**PROBLEM STATEMENT**: Without the pictures, return all of the material exactly as written.
━━━━━ DATASET
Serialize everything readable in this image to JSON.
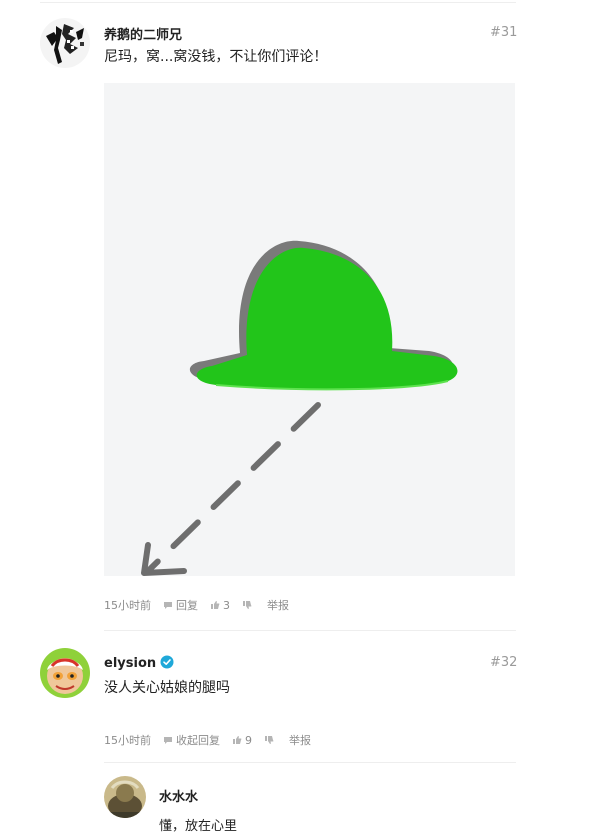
{
  "comments": [
    {
      "username": "养鹅的二师兄",
      "floor": "#31",
      "content": "尼玛，窝...窝没钱，不让你们评论！",
      "image": {
        "description_icon": "green-hat-icon",
        "hat_color": "#22c51a",
        "shadow_color": "#7a7a7a",
        "background_color": "#f4f5f6"
      },
      "meta": {
        "time": "15小时前",
        "reply_label": "回复",
        "like_count": "3",
        "report_label": "举报"
      }
    },
    {
      "username": "elysion",
      "verified": true,
      "verified_color": "#1fa8d9",
      "floor": "#32",
      "content": "没人关心姑娘的腿吗",
      "meta": {
        "time": "15小时前",
        "reply_label": "收起回复",
        "like_count": "9",
        "report_label": "举报"
      },
      "replies": [
        {
          "username": "水水水",
          "content": "懂，放在心里"
        }
      ]
    }
  ]
}
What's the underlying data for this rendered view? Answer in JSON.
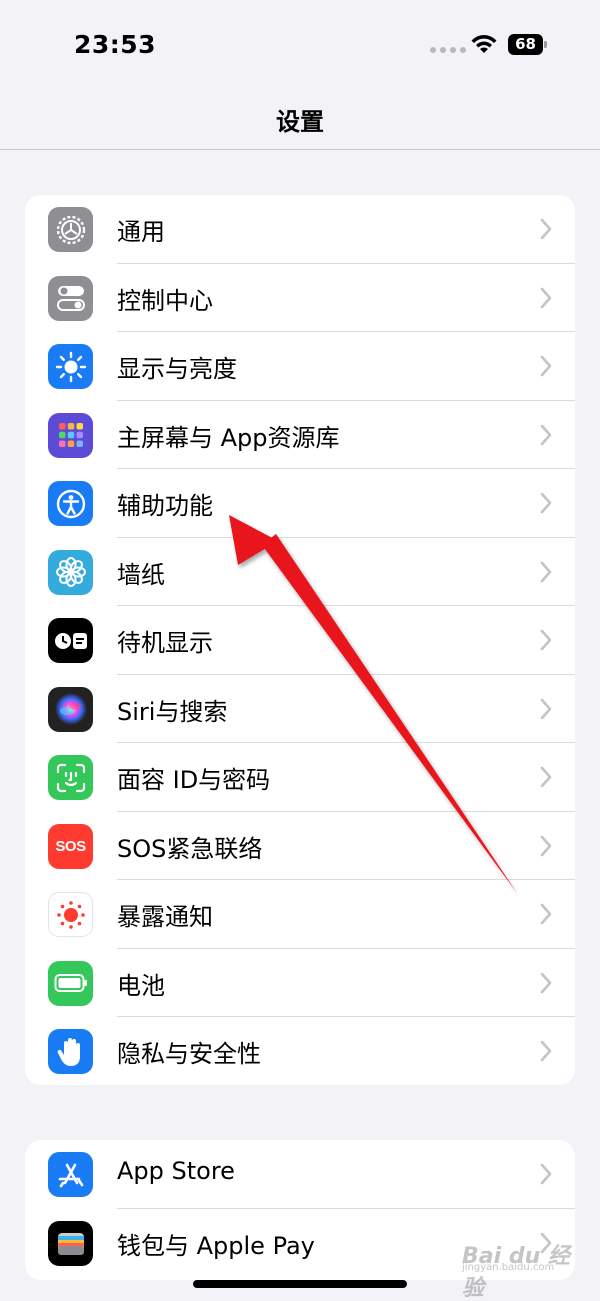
{
  "status_bar": {
    "time": "23:53",
    "battery": "68"
  },
  "nav": {
    "title": "设置"
  },
  "group1": [
    {
      "label": "通用",
      "icon": "gear-icon",
      "color": "#8e8e93"
    },
    {
      "label": "控制中心",
      "icon": "toggles-icon",
      "color": "#8e8e93"
    },
    {
      "label": "显示与亮度",
      "icon": "sun-icon",
      "color": "#1a7cf5"
    },
    {
      "label": "主屏幕与 App资源库",
      "icon": "app-grid-icon",
      "color": "#5b4bd6"
    },
    {
      "label": "辅助功能",
      "icon": "accessibility-icon",
      "color": "#1a7cf5"
    },
    {
      "label": "墙纸",
      "icon": "flower-icon",
      "color": "#35aadc"
    },
    {
      "label": "待机显示",
      "icon": "standby-icon",
      "color": "#000000"
    },
    {
      "label": "Siri与搜索",
      "icon": "siri-icon",
      "color": "#222222"
    },
    {
      "label": "面容 ID与密码",
      "icon": "face-id-icon",
      "color": "#34c759"
    },
    {
      "label": "SOS紧急联络",
      "icon": "sos-icon",
      "color": "#ff3b30"
    },
    {
      "label": "暴露通知",
      "icon": "exposure-icon",
      "color": "#ffffff"
    },
    {
      "label": "电池",
      "icon": "battery-icon",
      "color": "#34c759"
    },
    {
      "label": "隐私与安全性",
      "icon": "hand-icon",
      "color": "#1a7cf5"
    }
  ],
  "group2": [
    {
      "label": "App Store",
      "icon": "app-store-icon",
      "color": "#1a7cf5"
    },
    {
      "label": "钱包与 Apple Pay",
      "icon": "wallet-icon",
      "color": "#000000"
    }
  ],
  "watermark": {
    "main": "Bai du 经验",
    "sub": "jingyan.baidu.com"
  }
}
━━━━━━━━━━
**COMPLETE RESPONSE**:
Serialize everything readable in this image to JSON.
{
  "comments": [
    {
      "username": "养鹅的二师兄",
      "floor": "#31",
      "content": "尼玛，窝...窝没钱，不让你们评论！",
      "image": {
        "description_icon": "green-hat-icon",
        "hat_color": "#22c51a",
        "shadow_color": "#7a7a7a",
        "background_color": "#f4f5f6"
      },
      "meta": {
        "time": "15小时前",
        "reply_label": "回复",
        "like_count": "3",
        "report_label": "举报"
      }
    },
    {
      "username": "elysion",
      "verified": true,
      "verified_color": "#1fa8d9",
      "floor": "#32",
      "content": "没人关心姑娘的腿吗",
      "meta": {
        "time": "15小时前",
        "reply_label": "收起回复",
        "like_count": "9",
        "report_label": "举报"
      },
      "replies": [
        {
          "username": "水水水",
          "content": "懂，放在心里"
        }
      ]
    }
  ]
}
What's the underlying data for this rendered view? Answer in JSON.
{
  "status_bar": {
    "time": "23:53",
    "battery": "68"
  },
  "nav": {
    "title": "设置"
  },
  "group1": [
    {
      "label": "通用",
      "icon": "gear-icon",
      "color": "#8e8e93"
    },
    {
      "label": "控制中心",
      "icon": "toggles-icon",
      "color": "#8e8e93"
    },
    {
      "label": "显示与亮度",
      "icon": "sun-icon",
      "color": "#1a7cf5"
    },
    {
      "label": "主屏幕与 App资源库",
      "icon": "app-grid-icon",
      "color": "#5b4bd6"
    },
    {
      "label": "辅助功能",
      "icon": "accessibility-icon",
      "color": "#1a7cf5"
    },
    {
      "label": "墙纸",
      "icon": "flower-icon",
      "color": "#35aadc"
    },
    {
      "label": "待机显示",
      "icon": "standby-icon",
      "color": "#000000"
    },
    {
      "label": "Siri与搜索",
      "icon": "siri-icon",
      "color": "#222222"
    },
    {
      "label": "面容 ID与密码",
      "icon": "face-id-icon",
      "color": "#34c759"
    },
    {
      "label": "SOS紧急联络",
      "icon": "sos-icon",
      "color": "#ff3b30"
    },
    {
      "label": "暴露通知",
      "icon": "exposure-icon",
      "color": "#ffffff"
    },
    {
      "label": "电池",
      "icon": "battery-icon",
      "color": "#34c759"
    },
    {
      "label": "隐私与安全性",
      "icon": "hand-icon",
      "color": "#1a7cf5"
    }
  ],
  "group2": [
    {
      "label": "App Store",
      "icon": "app-store-icon",
      "color": "#1a7cf5"
    },
    {
      "label": "钱包与 Apple Pay",
      "icon": "wallet-icon",
      "color": "#000000"
    }
  ],
  "watermark": {
    "main": "Bai du 经验",
    "sub": "jingyan.baidu.com"
  }
}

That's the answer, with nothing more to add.